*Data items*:
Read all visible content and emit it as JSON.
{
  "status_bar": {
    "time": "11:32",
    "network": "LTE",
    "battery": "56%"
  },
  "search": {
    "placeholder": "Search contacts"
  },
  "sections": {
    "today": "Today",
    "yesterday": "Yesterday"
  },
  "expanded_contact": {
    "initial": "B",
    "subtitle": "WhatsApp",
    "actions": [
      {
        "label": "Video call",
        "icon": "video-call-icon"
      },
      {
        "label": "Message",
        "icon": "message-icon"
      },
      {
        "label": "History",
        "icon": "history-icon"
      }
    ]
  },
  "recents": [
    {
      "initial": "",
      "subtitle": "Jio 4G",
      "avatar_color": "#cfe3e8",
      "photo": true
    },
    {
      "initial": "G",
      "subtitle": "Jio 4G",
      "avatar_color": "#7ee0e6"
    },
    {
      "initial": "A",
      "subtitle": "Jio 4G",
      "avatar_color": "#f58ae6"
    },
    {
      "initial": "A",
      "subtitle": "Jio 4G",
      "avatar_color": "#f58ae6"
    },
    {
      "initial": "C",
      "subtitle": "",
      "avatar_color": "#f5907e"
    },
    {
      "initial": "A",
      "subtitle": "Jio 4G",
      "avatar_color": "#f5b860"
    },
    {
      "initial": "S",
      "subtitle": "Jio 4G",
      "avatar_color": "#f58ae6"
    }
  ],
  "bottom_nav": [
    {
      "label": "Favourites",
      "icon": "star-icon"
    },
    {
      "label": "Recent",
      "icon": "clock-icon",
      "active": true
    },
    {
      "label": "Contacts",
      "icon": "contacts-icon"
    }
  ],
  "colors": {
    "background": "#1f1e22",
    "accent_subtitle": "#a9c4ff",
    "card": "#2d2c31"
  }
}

*PROBLEM TO SOLVE*:
Each line in the material above must be retyped without alteration.

*TASK ANSWER*:
Read all visible content and emit it as JSON.
{
  "status_bar": {
    "time": "11:32",
    "network": "LTE",
    "battery": "56%"
  },
  "search": {
    "placeholder": "Search contacts"
  },
  "sections": {
    "today": "Today",
    "yesterday": "Yesterday"
  },
  "expanded_contact": {
    "initial": "B",
    "subtitle": "WhatsApp",
    "actions": [
      {
        "label": "Video call",
        "icon": "video-call-icon"
      },
      {
        "label": "Message",
        "icon": "message-icon"
      },
      {
        "label": "History",
        "icon": "history-icon"
      }
    ]
  },
  "recents": [
    {
      "initial": "",
      "subtitle": "Jio 4G",
      "avatar_color": "#cfe3e8",
      "photo": true
    },
    {
      "initial": "G",
      "subtitle": "Jio 4G",
      "avatar_color": "#7ee0e6"
    },
    {
      "initial": "A",
      "subtitle": "Jio 4G",
      "avatar_color": "#f58ae6"
    },
    {
      "initial": "A",
      "subtitle": "Jio 4G",
      "avatar_color": "#f58ae6"
    },
    {
      "initial": "C",
      "subtitle": "",
      "avatar_color": "#f5907e"
    },
    {
      "initial": "A",
      "subtitle": "Jio 4G",
      "avatar_color": "#f5b860"
    },
    {
      "initial": "S",
      "subtitle": "Jio 4G",
      "avatar_color": "#f58ae6"
    }
  ],
  "bottom_nav": [
    {
      "label": "Favourites",
      "icon": "star-icon"
    },
    {
      "label": "Recent",
      "icon": "clock-icon",
      "active": true
    },
    {
      "label": "Contacts",
      "icon": "contacts-icon"
    }
  ],
  "colors": {
    "background": "#1f1e22",
    "accent_subtitle": "#a9c4ff",
    "card": "#2d2c31"
  }
}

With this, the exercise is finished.